» AIM: Write the entries out again exactly as they stand, but without the pictures.
[start]
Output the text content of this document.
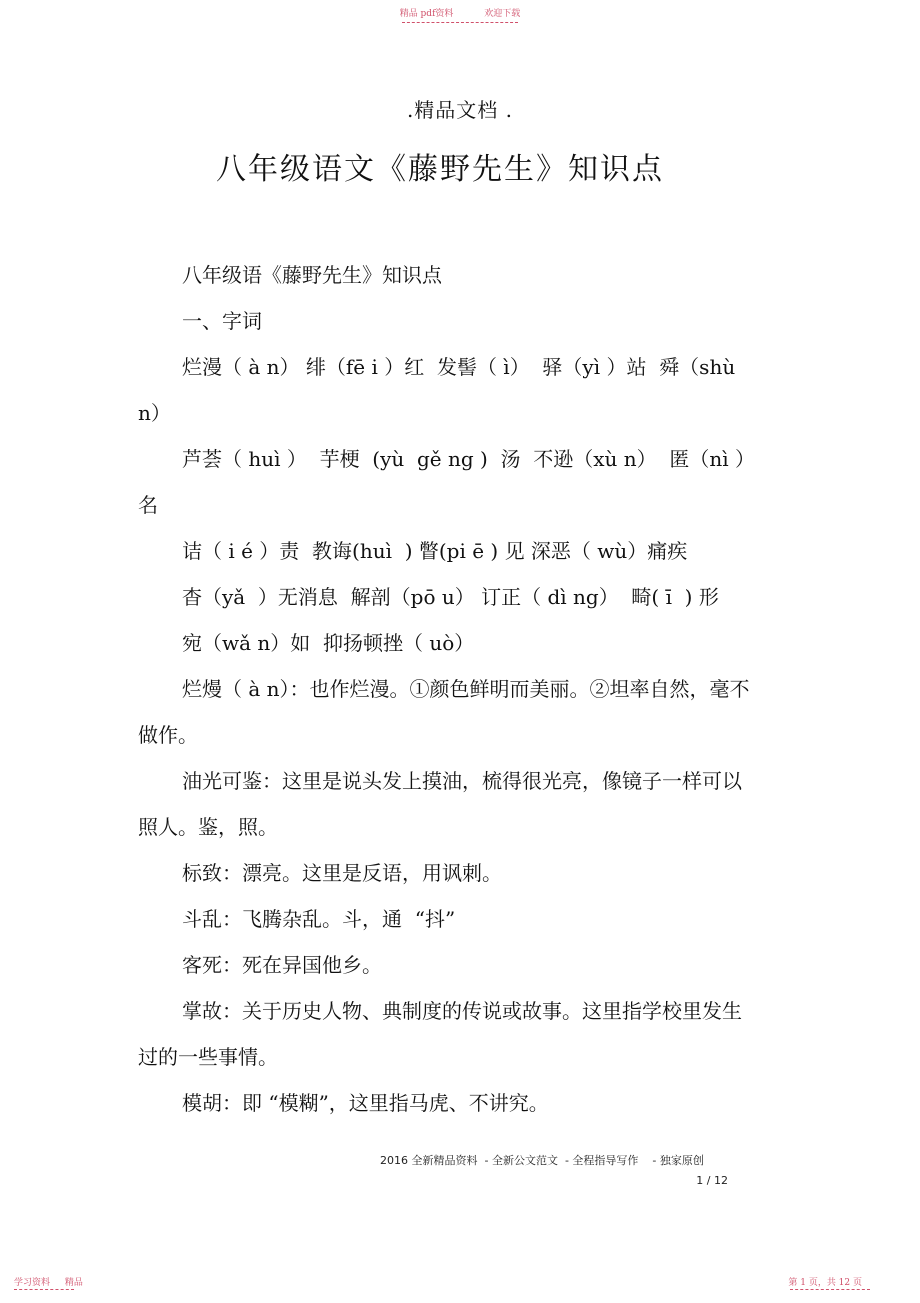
精品 pdf资料	欢迎下载
.精品文档 .
八年级语文《藤野先生》知识点

八年级语《藤野先生》知识点

一、字词

烂漫（ à n） 绯（fē i ）红  发髻（ ì）  驿（yì ）站  舜（shù n）

芦荟（ huì ）  芋梗  (yù  gě ng )  汤  不逊（xù n）  匿（nì ）名

诘（ i é ）责  教诲(huì  ) 瞥(pi ē ) 见 深恶（ wù）痛疾

杳（yǎ  ）无消息  解剖（pō u） 订正（ dì ng）  畸( ī  ) 形

宛（wǎ n）如  抑扬顿挫（ uò）

烂熳（ à n）：也作烂漫。①颜色鲜明而美丽。②坦率自然，毫不做作。

油光可鉴：这里是说头发上摸油，梳得很光亮，像镜子一样可以照人。鉴，照。

标致：漂亮。这里是反语，用讽刺。

斗乱：飞腾杂乱。斗，通  “抖”

客死：死在异国他乡。

掌故：关于历史人物、典制度的传说或故事。这里指学校里发生过的一些事情。

模胡：即 “模糊”，这里指马虎、不讲究。

2016 全新精品资料  - 全新公文范文  - 全程指导写作    - 独家原创
1 / 12
学习资料 精品	第 1 页，共 12 页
[end]
» TASK ANSWER:
Output the text content of this document.
精品 pdf资料	欢迎下载
.精品文档 .
八年级语文《藤野先生》知识点

八年级语《藤野先生》知识点

一、字词

烂漫（ à n） 绯（fē i ）红  发髻（ ì）  驿（yì ）站  舜（shù n）

芦荟（ huì ）  芋梗  (yù  gě ng )  汤  不逊（xù n）  匿（nì ）名

诘（ i é ）责  教诲(huì  ) 瞥(pi ē ) 见 深恶（ wù）痛疾

杳（yǎ  ）无消息  解剖（pō u） 订正（ dì ng）  畸( ī  ) 形

宛（wǎ n）如  抑扬顿挫（ uò）

烂熳（ à n）：也作烂漫。①颜色鲜明而美丽。②坦率自然，毫不做作。

油光可鉴：这里是说头发上摸油，梳得很光亮，像镜子一样可以照人。鉴，照。

标致：漂亮。这里是反语，用讽刺。

斗乱：飞腾杂乱。斗，通  “抖”

客死：死在异国他乡。

掌故：关于历史人物、典制度的传说或故事。这里指学校里发生过的一些事情。

模胡：即 “模糊”，这里指马虎、不讲究。

2016 全新精品资料  - 全新公文范文  - 全程指导写作    - 独家原创
1 / 12
学习资料 精品	第 1 页，共 12 页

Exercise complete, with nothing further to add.